Aim of the task
Omit images. Retype all entries verbatim.

---- Provided information

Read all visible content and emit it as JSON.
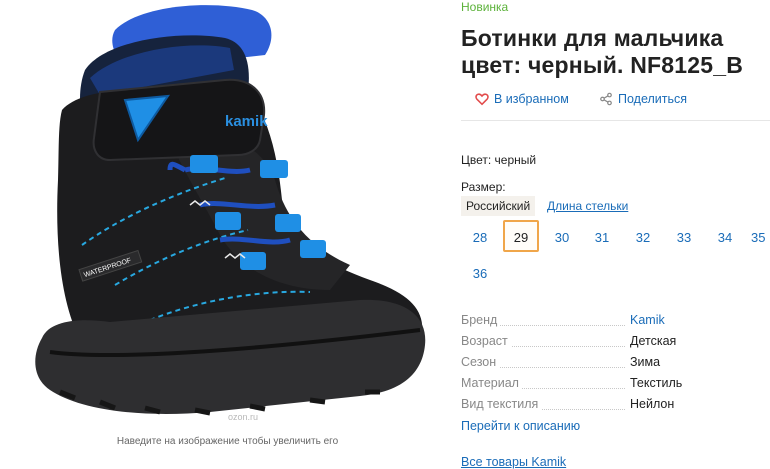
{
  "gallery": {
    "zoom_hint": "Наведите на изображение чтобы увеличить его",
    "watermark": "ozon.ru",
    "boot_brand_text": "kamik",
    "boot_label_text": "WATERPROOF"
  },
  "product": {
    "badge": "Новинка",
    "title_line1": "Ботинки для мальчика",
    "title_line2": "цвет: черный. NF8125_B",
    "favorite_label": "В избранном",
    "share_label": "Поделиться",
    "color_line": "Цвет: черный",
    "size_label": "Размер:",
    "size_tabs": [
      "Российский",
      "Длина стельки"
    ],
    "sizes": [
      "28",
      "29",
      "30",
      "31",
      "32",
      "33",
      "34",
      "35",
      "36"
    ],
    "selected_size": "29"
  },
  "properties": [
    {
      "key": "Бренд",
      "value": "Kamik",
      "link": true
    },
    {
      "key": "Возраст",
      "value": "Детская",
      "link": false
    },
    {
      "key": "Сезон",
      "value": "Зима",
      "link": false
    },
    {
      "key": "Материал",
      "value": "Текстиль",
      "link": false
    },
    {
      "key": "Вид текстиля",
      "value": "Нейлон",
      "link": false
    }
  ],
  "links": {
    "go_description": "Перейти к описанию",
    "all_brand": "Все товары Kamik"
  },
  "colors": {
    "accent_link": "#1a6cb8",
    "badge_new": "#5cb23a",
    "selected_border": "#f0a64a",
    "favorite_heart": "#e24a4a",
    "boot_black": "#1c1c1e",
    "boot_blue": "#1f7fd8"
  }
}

--------

Response to the exercise
Read all visible content and emit it as JSON.
{
  "gallery": {
    "zoom_hint": "Наведите на изображение чтобы увеличить его",
    "watermark": "ozon.ru",
    "boot_brand_text": "kamik",
    "boot_label_text": "WATERPROOF"
  },
  "product": {
    "badge": "Новинка",
    "title_line1": "Ботинки для мальчика",
    "title_line2": "цвет: черный. NF8125_B",
    "favorite_label": "В избранном",
    "share_label": "Поделиться",
    "color_line": "Цвет: черный",
    "size_label": "Размер:",
    "size_tabs": [
      "Российский",
      "Длина стельки"
    ],
    "sizes": [
      "28",
      "29",
      "30",
      "31",
      "32",
      "33",
      "34",
      "35",
      "36"
    ],
    "selected_size": "29"
  },
  "properties": [
    {
      "key": "Бренд",
      "value": "Kamik",
      "link": true
    },
    {
      "key": "Возраст",
      "value": "Детская",
      "link": false
    },
    {
      "key": "Сезон",
      "value": "Зима",
      "link": false
    },
    {
      "key": "Материал",
      "value": "Текстиль",
      "link": false
    },
    {
      "key": "Вид текстиля",
      "value": "Нейлон",
      "link": false
    }
  ],
  "links": {
    "go_description": "Перейти к описанию",
    "all_brand": "Все товары Kamik"
  },
  "colors": {
    "accent_link": "#1a6cb8",
    "badge_new": "#5cb23a",
    "selected_border": "#f0a64a",
    "favorite_heart": "#e24a4a",
    "boot_black": "#1c1c1e",
    "boot_blue": "#1f7fd8"
  }
}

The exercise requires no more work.